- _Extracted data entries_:
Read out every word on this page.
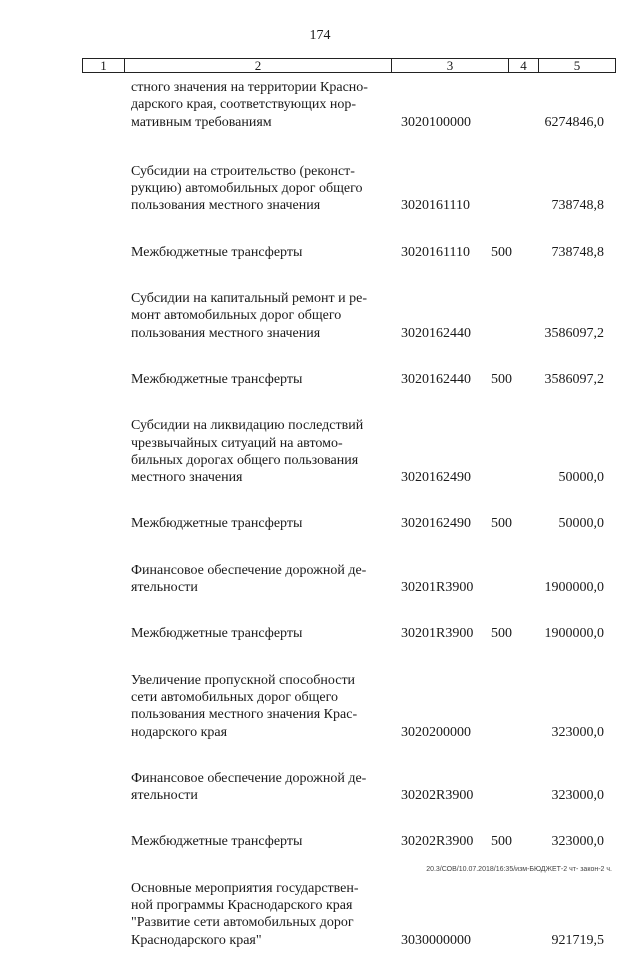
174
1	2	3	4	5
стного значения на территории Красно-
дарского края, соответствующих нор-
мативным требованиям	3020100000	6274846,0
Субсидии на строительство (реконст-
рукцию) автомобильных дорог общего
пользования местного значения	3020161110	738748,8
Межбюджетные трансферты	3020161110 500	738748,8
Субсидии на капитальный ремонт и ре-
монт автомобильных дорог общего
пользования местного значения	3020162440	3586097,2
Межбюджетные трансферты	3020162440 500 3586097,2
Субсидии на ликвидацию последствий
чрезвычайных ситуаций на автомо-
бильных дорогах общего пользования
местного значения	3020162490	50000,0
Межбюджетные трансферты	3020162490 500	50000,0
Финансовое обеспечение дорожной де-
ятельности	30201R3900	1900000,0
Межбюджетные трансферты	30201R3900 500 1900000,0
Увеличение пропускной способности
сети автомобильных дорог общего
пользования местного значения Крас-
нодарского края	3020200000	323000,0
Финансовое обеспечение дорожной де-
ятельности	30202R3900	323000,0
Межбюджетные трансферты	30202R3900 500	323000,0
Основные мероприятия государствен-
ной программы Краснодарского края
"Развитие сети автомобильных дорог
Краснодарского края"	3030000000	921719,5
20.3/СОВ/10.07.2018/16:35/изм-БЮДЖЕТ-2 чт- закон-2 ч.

--

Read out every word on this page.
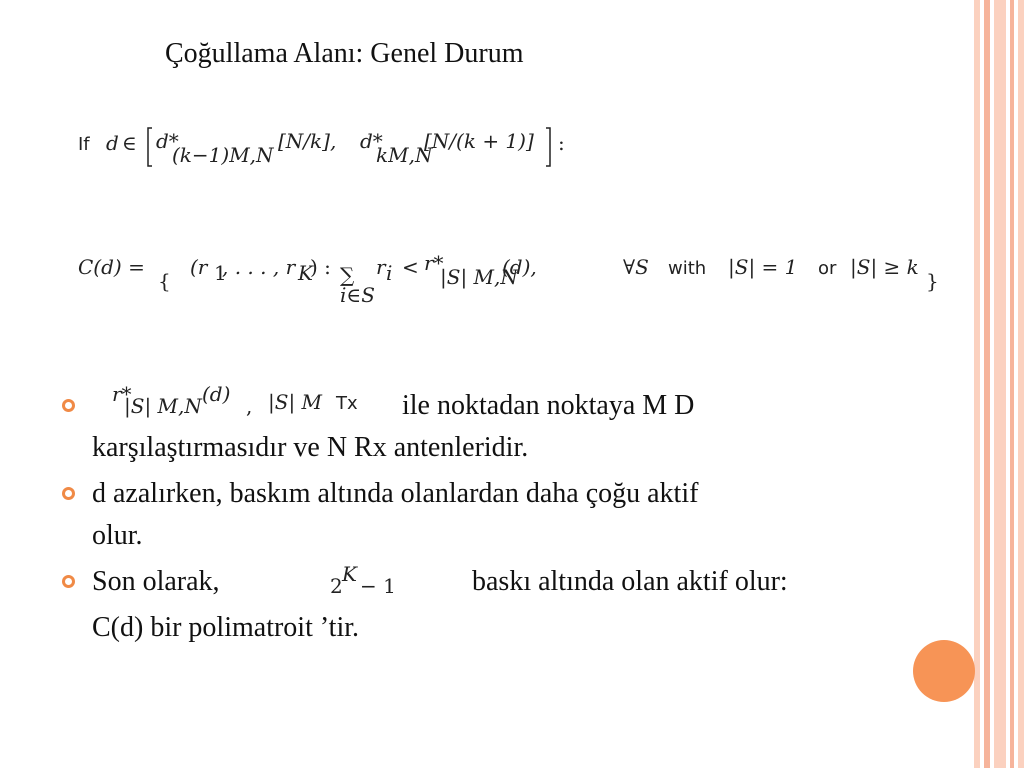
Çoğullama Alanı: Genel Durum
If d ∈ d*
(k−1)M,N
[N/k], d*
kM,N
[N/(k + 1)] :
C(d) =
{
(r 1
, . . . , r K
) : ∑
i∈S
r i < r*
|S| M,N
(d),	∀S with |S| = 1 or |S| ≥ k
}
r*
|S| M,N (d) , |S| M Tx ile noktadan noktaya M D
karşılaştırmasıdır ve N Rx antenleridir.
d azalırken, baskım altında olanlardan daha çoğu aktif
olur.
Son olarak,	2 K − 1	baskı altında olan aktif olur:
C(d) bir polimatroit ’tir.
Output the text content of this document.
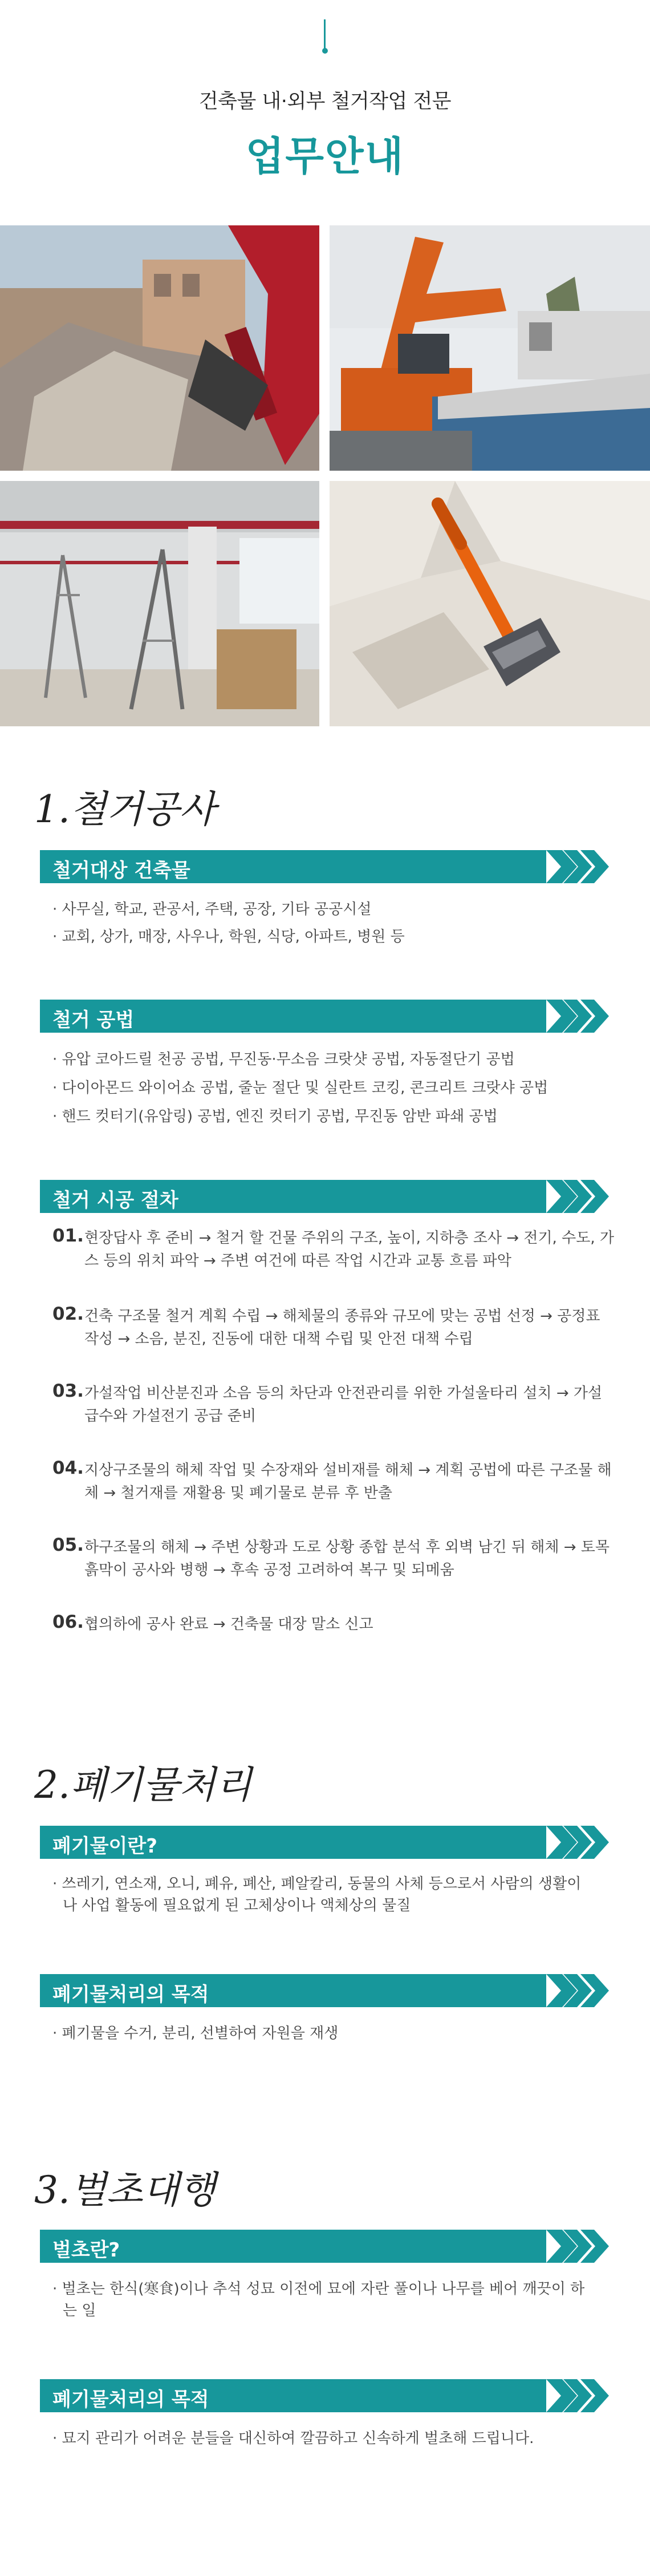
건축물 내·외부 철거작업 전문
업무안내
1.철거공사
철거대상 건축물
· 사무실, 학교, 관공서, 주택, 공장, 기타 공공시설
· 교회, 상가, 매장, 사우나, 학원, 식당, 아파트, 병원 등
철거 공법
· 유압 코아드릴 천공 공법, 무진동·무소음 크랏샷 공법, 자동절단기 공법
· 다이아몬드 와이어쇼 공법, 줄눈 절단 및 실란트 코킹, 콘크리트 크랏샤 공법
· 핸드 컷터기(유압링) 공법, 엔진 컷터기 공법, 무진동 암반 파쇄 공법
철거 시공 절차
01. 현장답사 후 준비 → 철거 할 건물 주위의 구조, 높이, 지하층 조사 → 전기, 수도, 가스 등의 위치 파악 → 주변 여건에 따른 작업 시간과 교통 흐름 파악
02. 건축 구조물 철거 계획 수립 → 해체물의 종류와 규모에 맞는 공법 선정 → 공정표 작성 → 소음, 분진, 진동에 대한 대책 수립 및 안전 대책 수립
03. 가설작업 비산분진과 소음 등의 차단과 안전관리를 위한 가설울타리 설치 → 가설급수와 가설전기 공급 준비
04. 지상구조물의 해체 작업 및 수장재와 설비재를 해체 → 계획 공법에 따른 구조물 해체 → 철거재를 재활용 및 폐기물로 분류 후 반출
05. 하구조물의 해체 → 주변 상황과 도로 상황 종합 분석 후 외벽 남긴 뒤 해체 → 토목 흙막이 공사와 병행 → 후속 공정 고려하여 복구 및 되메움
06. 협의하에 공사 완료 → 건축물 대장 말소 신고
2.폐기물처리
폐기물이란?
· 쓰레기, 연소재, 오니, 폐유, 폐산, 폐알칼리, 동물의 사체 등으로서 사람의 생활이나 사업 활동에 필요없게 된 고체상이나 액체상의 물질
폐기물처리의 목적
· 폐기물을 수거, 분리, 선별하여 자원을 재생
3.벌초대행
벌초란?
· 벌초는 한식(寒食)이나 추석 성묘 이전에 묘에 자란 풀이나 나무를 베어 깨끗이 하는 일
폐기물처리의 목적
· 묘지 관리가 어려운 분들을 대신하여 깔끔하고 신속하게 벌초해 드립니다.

---

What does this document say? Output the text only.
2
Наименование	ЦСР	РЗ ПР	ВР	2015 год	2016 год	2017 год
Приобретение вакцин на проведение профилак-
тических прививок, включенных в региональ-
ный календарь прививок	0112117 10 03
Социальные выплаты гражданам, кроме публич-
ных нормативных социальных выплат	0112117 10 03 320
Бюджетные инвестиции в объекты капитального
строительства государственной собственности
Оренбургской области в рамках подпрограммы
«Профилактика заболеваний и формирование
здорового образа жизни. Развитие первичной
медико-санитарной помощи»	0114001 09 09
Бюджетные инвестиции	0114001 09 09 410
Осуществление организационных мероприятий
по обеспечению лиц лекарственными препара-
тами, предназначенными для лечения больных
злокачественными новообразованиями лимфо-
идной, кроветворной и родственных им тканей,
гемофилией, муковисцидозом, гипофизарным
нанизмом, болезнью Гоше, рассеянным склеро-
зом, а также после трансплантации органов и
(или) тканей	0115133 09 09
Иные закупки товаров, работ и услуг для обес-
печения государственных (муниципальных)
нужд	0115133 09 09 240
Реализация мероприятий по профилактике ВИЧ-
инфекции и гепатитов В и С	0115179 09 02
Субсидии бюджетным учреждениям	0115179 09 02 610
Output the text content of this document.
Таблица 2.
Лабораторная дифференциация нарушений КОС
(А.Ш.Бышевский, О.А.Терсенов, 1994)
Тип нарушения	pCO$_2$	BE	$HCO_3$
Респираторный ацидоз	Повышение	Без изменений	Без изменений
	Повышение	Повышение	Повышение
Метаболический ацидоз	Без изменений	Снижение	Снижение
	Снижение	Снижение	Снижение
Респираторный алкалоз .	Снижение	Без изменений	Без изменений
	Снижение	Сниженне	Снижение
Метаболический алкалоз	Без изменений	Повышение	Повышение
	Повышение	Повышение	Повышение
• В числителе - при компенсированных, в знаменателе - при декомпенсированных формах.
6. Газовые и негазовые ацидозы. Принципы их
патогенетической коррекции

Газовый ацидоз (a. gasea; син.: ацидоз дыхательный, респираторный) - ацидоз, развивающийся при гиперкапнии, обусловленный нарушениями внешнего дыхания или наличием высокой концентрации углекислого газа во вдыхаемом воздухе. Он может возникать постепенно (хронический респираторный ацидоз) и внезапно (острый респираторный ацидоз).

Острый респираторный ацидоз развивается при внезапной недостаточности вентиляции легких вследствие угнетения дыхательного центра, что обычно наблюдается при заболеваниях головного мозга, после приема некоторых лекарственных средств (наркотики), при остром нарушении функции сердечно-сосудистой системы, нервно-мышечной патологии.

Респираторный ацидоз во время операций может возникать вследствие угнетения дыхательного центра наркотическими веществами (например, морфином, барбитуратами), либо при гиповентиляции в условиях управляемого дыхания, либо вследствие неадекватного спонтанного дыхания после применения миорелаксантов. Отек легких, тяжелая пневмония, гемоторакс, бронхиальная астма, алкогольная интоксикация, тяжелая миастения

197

- _AIM OF THE EXERCISE_: Tally the lines of the records holding the word "края", then give only the resulting number.

- _RESPONSE BELOW_: 4